Output all records precisely as written.

[Dataset items]
▼
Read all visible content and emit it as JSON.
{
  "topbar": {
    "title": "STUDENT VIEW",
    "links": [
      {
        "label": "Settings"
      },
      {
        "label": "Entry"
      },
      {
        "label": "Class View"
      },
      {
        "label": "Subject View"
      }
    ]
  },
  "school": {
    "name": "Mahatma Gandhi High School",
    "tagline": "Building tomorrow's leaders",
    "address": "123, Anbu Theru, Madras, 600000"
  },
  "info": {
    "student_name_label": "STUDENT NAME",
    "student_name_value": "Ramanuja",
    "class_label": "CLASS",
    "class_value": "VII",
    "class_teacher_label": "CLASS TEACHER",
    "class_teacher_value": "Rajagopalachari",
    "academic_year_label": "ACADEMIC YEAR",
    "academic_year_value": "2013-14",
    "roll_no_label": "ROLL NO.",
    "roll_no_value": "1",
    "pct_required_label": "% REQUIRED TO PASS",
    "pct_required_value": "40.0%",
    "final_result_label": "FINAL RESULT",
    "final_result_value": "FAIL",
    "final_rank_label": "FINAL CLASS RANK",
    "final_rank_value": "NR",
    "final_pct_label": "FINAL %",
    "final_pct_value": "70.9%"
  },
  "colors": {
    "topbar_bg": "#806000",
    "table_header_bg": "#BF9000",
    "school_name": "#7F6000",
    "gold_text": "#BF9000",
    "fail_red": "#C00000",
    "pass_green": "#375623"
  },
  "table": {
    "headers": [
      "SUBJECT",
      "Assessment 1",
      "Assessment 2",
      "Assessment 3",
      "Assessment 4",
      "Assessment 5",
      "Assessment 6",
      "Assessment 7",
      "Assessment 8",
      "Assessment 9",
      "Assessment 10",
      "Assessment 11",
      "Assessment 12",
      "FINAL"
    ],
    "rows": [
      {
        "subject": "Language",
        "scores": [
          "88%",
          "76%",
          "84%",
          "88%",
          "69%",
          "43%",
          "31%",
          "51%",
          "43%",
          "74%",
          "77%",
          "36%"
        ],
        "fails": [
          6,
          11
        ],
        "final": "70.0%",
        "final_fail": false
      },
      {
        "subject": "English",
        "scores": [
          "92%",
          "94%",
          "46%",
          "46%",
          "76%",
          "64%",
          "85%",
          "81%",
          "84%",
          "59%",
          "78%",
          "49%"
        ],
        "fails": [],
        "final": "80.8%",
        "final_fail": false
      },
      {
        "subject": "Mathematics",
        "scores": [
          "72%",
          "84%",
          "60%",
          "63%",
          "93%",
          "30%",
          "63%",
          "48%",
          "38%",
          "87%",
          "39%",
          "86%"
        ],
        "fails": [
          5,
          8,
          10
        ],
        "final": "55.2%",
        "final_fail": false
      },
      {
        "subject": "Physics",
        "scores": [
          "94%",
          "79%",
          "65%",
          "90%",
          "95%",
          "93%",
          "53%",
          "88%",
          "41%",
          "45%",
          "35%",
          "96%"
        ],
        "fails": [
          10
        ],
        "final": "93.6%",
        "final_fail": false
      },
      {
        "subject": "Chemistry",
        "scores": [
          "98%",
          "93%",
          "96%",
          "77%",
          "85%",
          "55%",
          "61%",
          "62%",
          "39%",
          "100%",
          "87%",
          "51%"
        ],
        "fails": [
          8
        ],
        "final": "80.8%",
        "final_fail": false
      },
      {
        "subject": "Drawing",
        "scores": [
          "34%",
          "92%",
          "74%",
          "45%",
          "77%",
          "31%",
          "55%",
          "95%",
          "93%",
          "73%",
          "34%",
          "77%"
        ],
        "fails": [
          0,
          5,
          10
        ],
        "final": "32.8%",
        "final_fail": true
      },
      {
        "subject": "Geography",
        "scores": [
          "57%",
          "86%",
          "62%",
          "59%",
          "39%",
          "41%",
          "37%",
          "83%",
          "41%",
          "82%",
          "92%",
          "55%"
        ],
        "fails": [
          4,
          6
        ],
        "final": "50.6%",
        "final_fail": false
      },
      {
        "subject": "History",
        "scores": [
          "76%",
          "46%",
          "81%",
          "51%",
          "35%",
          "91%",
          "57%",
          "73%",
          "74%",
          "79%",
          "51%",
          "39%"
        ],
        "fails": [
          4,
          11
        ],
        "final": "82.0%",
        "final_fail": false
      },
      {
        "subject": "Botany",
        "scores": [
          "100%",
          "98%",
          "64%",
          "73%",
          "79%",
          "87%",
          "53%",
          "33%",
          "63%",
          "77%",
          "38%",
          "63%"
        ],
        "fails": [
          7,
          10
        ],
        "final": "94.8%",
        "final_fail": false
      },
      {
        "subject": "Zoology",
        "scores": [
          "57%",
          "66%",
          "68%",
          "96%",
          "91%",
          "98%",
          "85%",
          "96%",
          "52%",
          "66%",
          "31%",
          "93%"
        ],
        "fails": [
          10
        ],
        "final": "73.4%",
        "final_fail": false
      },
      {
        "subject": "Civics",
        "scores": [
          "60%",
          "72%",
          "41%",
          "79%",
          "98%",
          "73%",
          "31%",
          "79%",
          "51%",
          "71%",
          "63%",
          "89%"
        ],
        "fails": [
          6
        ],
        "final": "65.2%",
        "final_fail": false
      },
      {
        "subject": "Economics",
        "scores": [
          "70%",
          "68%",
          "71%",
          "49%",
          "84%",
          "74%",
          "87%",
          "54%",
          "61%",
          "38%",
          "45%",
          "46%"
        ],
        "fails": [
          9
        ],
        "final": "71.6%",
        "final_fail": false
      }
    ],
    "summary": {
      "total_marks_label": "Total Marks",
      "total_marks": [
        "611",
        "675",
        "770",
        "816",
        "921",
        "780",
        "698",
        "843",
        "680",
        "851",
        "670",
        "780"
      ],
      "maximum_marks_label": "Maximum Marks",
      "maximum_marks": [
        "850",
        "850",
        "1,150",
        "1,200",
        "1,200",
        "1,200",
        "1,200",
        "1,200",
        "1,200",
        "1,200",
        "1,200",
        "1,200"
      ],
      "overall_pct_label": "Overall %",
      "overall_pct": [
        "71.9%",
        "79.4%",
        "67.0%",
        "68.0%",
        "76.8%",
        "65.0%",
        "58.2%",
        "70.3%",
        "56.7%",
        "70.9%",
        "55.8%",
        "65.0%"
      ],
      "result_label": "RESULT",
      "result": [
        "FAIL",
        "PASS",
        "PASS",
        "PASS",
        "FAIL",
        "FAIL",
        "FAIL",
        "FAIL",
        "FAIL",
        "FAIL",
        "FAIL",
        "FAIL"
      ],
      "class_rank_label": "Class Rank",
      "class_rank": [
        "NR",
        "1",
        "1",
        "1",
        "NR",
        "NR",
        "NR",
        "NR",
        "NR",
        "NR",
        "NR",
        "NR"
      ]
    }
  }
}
▲
IN RESPONSE:
Read all visible content and emit it as JSON.
{
  "topbar": {
    "title": "STUDENT VIEW",
    "links": [
      {
        "label": "Settings"
      },
      {
        "label": "Entry"
      },
      {
        "label": "Class View"
      },
      {
        "label": "Subject View"
      }
    ]
  },
  "school": {
    "name": "Mahatma Gandhi High School",
    "tagline": "Building tomorrow's leaders",
    "address": "123, Anbu Theru, Madras, 600000"
  },
  "info": {
    "student_name_label": "STUDENT NAME",
    "student_name_value": "Ramanuja",
    "class_label": "CLASS",
    "class_value": "VII",
    "class_teacher_label": "CLASS TEACHER",
    "class_teacher_value": "Rajagopalachari",
    "academic_year_label": "ACADEMIC YEAR",
    "academic_year_value": "2013-14",
    "roll_no_label": "ROLL NO.",
    "roll_no_value": "1",
    "pct_required_label": "% REQUIRED TO PASS",
    "pct_required_value": "40.0%",
    "final_result_label": "FINAL RESULT",
    "final_result_value": "FAIL",
    "final_rank_label": "FINAL CLASS RANK",
    "final_rank_value": "NR",
    "final_pct_label": "FINAL %",
    "final_pct_value": "70.9%"
  },
  "colors": {
    "topbar_bg": "#806000",
    "table_header_bg": "#BF9000",
    "school_name": "#7F6000",
    "gold_text": "#BF9000",
    "fail_red": "#C00000",
    "pass_green": "#375623"
  },
  "table": {
    "headers": [
      "SUBJECT",
      "Assessment 1",
      "Assessment 2",
      "Assessment 3",
      "Assessment 4",
      "Assessment 5",
      "Assessment 6",
      "Assessment 7",
      "Assessment 8",
      "Assessment 9",
      "Assessment 10",
      "Assessment 11",
      "Assessment 12",
      "FINAL"
    ],
    "rows": [
      {
        "subject": "Language",
        "scores": [
          "88%",
          "76%",
          "84%",
          "88%",
          "69%",
          "43%",
          "31%",
          "51%",
          "43%",
          "74%",
          "77%",
          "36%"
        ],
        "fails": [
          6,
          11
        ],
        "final": "70.0%",
        "final_fail": false
      },
      {
        "subject": "English",
        "scores": [
          "92%",
          "94%",
          "46%",
          "46%",
          "76%",
          "64%",
          "85%",
          "81%",
          "84%",
          "59%",
          "78%",
          "49%"
        ],
        "fails": [],
        "final": "80.8%",
        "final_fail": false
      },
      {
        "subject": "Mathematics",
        "scores": [
          "72%",
          "84%",
          "60%",
          "63%",
          "93%",
          "30%",
          "63%",
          "48%",
          "38%",
          "87%",
          "39%",
          "86%"
        ],
        "fails": [
          5,
          8,
          10
        ],
        "final": "55.2%",
        "final_fail": false
      },
      {
        "subject": "Physics",
        "scores": [
          "94%",
          "79%",
          "65%",
          "90%",
          "95%",
          "93%",
          "53%",
          "88%",
          "41%",
          "45%",
          "35%",
          "96%"
        ],
        "fails": [
          10
        ],
        "final": "93.6%",
        "final_fail": false
      },
      {
        "subject": "Chemistry",
        "scores": [
          "98%",
          "93%",
          "96%",
          "77%",
          "85%",
          "55%",
          "61%",
          "62%",
          "39%",
          "100%",
          "87%",
          "51%"
        ],
        "fails": [
          8
        ],
        "final": "80.8%",
        "final_fail": false
      },
      {
        "subject": "Drawing",
        "scores": [
          "34%",
          "92%",
          "74%",
          "45%",
          "77%",
          "31%",
          "55%",
          "95%",
          "93%",
          "73%",
          "34%",
          "77%"
        ],
        "fails": [
          0,
          5,
          10
        ],
        "final": "32.8%",
        "final_fail": true
      },
      {
        "subject": "Geography",
        "scores": [
          "57%",
          "86%",
          "62%",
          "59%",
          "39%",
          "41%",
          "37%",
          "83%",
          "41%",
          "82%",
          "92%",
          "55%"
        ],
        "fails": [
          4,
          6
        ],
        "final": "50.6%",
        "final_fail": false
      },
      {
        "subject": "History",
        "scores": [
          "76%",
          "46%",
          "81%",
          "51%",
          "35%",
          "91%",
          "57%",
          "73%",
          "74%",
          "79%",
          "51%",
          "39%"
        ],
        "fails": [
          4,
          11
        ],
        "final": "82.0%",
        "final_fail": false
      },
      {
        "subject": "Botany",
        "scores": [
          "100%",
          "98%",
          "64%",
          "73%",
          "79%",
          "87%",
          "53%",
          "33%",
          "63%",
          "77%",
          "38%",
          "63%"
        ],
        "fails": [
          7,
          10
        ],
        "final": "94.8%",
        "final_fail": false
      },
      {
        "subject": "Zoology",
        "scores": [
          "57%",
          "66%",
          "68%",
          "96%",
          "91%",
          "98%",
          "85%",
          "96%",
          "52%",
          "66%",
          "31%",
          "93%"
        ],
        "fails": [
          10
        ],
        "final": "73.4%",
        "final_fail": false
      },
      {
        "subject": "Civics",
        "scores": [
          "60%",
          "72%",
          "41%",
          "79%",
          "98%",
          "73%",
          "31%",
          "79%",
          "51%",
          "71%",
          "63%",
          "89%"
        ],
        "fails": [
          6
        ],
        "final": "65.2%",
        "final_fail": false
      },
      {
        "subject": "Economics",
        "scores": [
          "70%",
          "68%",
          "71%",
          "49%",
          "84%",
          "74%",
          "87%",
          "54%",
          "61%",
          "38%",
          "45%",
          "46%"
        ],
        "fails": [
          9
        ],
        "final": "71.6%",
        "final_fail": false
      }
    ],
    "summary": {
      "total_marks_label": "Total Marks",
      "total_marks": [
        "611",
        "675",
        "770",
        "816",
        "921",
        "780",
        "698",
        "843",
        "680",
        "851",
        "670",
        "780"
      ],
      "maximum_marks_label": "Maximum Marks",
      "maximum_marks": [
        "850",
        "850",
        "1,150",
        "1,200",
        "1,200",
        "1,200",
        "1,200",
        "1,200",
        "1,200",
        "1,200",
        "1,200",
        "1,200"
      ],
      "overall_pct_label": "Overall %",
      "overall_pct": [
        "71.9%",
        "79.4%",
        "67.0%",
        "68.0%",
        "76.8%",
        "65.0%",
        "58.2%",
        "70.3%",
        "56.7%",
        "70.9%",
        "55.8%",
        "65.0%"
      ],
      "result_label": "RESULT",
      "result": [
        "FAIL",
        "PASS",
        "PASS",
        "PASS",
        "FAIL",
        "FAIL",
        "FAIL",
        "FAIL",
        "FAIL",
        "FAIL",
        "FAIL",
        "FAIL"
      ],
      "class_rank_label": "Class Rank",
      "class_rank": [
        "NR",
        "1",
        "1",
        "1",
        "NR",
        "NR",
        "NR",
        "NR",
        "NR",
        "NR",
        "NR",
        "NR"
      ]
    }
  }
}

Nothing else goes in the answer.